INSTRUCTIONS TO FOLLOW
Reproduce each line from the records that holds "Rwanda".

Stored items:
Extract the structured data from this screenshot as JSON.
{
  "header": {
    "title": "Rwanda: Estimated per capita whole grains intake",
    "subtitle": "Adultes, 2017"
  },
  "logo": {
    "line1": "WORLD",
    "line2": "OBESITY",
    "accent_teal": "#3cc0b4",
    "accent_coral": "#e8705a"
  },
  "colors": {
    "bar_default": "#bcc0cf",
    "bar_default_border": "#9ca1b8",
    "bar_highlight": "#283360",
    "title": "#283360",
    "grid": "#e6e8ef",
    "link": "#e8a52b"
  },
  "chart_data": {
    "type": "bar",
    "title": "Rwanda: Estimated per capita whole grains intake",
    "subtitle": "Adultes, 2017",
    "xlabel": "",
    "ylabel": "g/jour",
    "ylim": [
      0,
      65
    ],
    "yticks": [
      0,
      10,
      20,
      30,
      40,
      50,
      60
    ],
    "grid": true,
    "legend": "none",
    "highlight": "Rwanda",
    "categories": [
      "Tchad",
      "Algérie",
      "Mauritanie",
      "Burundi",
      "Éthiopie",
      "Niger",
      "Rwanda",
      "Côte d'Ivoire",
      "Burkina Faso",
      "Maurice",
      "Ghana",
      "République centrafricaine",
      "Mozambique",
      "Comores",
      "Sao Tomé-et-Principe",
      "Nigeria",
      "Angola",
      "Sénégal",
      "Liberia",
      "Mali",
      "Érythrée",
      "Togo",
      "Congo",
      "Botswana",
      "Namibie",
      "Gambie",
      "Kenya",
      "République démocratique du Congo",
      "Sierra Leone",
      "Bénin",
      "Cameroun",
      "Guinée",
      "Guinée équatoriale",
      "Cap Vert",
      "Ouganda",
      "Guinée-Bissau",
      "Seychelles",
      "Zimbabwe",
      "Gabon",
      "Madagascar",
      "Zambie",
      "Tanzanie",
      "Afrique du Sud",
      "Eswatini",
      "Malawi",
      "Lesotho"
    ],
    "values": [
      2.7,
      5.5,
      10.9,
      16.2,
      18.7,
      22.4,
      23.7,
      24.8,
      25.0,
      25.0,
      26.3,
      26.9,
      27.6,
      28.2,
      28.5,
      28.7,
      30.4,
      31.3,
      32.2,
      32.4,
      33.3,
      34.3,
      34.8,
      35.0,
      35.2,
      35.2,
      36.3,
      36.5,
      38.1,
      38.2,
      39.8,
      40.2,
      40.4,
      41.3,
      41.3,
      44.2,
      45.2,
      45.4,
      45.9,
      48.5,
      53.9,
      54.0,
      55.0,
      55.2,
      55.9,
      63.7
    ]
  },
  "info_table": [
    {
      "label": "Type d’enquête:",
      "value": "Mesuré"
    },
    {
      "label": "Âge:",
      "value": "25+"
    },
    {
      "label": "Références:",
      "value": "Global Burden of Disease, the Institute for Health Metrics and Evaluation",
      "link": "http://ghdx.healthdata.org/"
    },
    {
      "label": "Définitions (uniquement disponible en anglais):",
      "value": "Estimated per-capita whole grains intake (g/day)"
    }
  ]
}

ANSWER FOR THE TASK
    "title": "Rwanda: Estimated per capita whole grains intake",
    "title": "Rwanda: Estimated per capita whole grains intake",
    "highlight": "Rwanda",
      "Rwanda",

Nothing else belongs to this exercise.